_Task input_:

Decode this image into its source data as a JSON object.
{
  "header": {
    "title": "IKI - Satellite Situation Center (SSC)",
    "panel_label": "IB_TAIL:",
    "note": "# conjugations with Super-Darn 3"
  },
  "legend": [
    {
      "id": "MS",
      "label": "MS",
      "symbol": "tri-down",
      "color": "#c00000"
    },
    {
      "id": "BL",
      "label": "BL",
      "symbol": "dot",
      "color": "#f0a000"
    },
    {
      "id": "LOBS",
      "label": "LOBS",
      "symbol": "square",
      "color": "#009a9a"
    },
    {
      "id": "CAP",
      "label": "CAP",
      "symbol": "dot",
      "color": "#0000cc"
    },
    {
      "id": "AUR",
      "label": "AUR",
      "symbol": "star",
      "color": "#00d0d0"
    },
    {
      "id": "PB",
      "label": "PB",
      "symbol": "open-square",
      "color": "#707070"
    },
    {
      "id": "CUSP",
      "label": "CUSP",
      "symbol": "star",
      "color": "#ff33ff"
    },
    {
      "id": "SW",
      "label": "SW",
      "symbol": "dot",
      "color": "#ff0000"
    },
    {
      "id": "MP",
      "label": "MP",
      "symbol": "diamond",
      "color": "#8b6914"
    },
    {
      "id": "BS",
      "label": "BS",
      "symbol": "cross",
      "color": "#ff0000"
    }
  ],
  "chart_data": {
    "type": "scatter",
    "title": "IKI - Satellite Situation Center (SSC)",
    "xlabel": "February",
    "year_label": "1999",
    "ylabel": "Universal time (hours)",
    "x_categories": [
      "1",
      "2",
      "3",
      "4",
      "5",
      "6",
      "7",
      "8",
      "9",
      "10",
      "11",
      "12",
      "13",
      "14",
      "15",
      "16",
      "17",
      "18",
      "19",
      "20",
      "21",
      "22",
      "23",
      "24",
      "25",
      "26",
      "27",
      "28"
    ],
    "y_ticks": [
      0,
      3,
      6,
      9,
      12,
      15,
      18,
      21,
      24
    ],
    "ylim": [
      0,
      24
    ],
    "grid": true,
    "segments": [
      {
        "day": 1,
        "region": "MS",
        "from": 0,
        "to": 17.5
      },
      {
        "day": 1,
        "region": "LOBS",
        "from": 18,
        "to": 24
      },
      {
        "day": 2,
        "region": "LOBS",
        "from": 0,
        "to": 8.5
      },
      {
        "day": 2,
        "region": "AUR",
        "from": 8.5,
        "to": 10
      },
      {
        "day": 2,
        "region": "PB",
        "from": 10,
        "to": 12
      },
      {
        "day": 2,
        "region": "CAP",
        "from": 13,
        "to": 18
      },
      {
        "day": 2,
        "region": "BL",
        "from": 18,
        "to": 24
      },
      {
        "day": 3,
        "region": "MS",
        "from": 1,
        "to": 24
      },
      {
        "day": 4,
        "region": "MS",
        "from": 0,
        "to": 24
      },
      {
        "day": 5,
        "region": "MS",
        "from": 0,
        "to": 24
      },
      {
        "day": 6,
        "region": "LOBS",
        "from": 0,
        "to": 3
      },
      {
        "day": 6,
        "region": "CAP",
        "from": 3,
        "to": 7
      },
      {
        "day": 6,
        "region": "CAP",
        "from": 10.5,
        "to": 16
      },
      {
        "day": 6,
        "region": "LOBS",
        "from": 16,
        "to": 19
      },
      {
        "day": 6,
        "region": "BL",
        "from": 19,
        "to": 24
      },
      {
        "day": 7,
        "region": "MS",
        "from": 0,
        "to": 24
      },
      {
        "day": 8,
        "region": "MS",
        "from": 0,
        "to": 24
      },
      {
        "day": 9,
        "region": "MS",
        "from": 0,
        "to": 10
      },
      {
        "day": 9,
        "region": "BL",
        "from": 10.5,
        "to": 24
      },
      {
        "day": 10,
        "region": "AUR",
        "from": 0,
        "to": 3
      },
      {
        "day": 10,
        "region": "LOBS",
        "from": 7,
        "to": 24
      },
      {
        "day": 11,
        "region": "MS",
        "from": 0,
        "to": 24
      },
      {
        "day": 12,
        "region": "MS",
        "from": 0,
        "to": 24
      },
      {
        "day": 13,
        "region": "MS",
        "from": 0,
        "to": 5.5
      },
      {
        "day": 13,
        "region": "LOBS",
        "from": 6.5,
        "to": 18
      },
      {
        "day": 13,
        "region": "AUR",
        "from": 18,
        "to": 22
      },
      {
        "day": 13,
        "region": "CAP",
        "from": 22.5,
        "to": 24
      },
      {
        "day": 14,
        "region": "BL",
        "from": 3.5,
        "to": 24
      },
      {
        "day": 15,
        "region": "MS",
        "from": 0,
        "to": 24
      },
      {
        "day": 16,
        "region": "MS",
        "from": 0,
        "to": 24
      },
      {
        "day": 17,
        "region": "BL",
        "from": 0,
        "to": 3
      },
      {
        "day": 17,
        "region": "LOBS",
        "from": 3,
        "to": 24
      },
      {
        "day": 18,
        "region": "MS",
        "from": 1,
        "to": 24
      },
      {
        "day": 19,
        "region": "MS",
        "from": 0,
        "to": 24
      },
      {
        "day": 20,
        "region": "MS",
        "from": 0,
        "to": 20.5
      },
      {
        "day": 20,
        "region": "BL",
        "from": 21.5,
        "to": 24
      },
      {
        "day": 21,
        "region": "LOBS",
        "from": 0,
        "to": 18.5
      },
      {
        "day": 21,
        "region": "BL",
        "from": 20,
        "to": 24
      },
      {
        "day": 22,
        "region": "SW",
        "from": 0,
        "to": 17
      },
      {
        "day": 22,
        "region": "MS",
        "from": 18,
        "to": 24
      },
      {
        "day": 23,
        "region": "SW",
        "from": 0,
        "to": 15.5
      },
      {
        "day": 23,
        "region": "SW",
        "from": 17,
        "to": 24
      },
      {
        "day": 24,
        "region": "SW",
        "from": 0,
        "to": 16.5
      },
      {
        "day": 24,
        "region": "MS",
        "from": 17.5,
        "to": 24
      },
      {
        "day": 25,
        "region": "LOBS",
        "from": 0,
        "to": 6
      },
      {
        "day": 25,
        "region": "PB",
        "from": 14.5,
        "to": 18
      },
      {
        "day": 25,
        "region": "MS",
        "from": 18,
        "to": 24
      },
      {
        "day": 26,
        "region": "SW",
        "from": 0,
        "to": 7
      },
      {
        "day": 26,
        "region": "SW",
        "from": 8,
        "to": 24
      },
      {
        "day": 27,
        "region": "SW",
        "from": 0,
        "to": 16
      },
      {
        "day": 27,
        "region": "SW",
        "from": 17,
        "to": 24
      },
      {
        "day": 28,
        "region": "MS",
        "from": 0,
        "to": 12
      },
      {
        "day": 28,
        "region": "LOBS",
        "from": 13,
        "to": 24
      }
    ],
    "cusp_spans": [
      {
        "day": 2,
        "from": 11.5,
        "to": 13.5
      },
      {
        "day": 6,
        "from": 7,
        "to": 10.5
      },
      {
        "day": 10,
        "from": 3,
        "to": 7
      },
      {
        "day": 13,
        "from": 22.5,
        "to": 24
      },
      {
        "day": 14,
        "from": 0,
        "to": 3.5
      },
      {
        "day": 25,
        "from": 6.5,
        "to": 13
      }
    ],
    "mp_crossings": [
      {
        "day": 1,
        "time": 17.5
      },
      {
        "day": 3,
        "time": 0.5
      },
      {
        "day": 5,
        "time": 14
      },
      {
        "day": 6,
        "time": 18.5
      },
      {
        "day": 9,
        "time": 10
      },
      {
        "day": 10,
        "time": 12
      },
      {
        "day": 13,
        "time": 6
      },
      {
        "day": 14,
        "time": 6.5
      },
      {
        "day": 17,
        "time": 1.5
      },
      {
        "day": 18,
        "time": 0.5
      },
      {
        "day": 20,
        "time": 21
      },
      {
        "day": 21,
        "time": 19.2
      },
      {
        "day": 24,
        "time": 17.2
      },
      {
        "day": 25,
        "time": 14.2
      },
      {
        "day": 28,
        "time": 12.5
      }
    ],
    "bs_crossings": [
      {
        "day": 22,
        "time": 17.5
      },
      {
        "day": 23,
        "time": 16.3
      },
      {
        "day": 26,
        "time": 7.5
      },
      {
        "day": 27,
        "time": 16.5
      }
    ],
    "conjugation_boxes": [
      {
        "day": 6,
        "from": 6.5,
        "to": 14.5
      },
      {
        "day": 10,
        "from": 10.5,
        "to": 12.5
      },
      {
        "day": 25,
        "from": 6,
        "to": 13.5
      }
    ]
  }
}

_Directive_: Gather each line in the data that holds the string "color".

_Task answer_:
      "color": "#c00000"
      "color": "#f0a000"
      "color": "#009a9a"
      "color": "#0000cc"
      "color": "#00d0d0"
      "color": "#707070"
      "color": "#ff33ff"
      "color": "#ff0000"
      "color": "#8b6914"
      "color": "#ff0000"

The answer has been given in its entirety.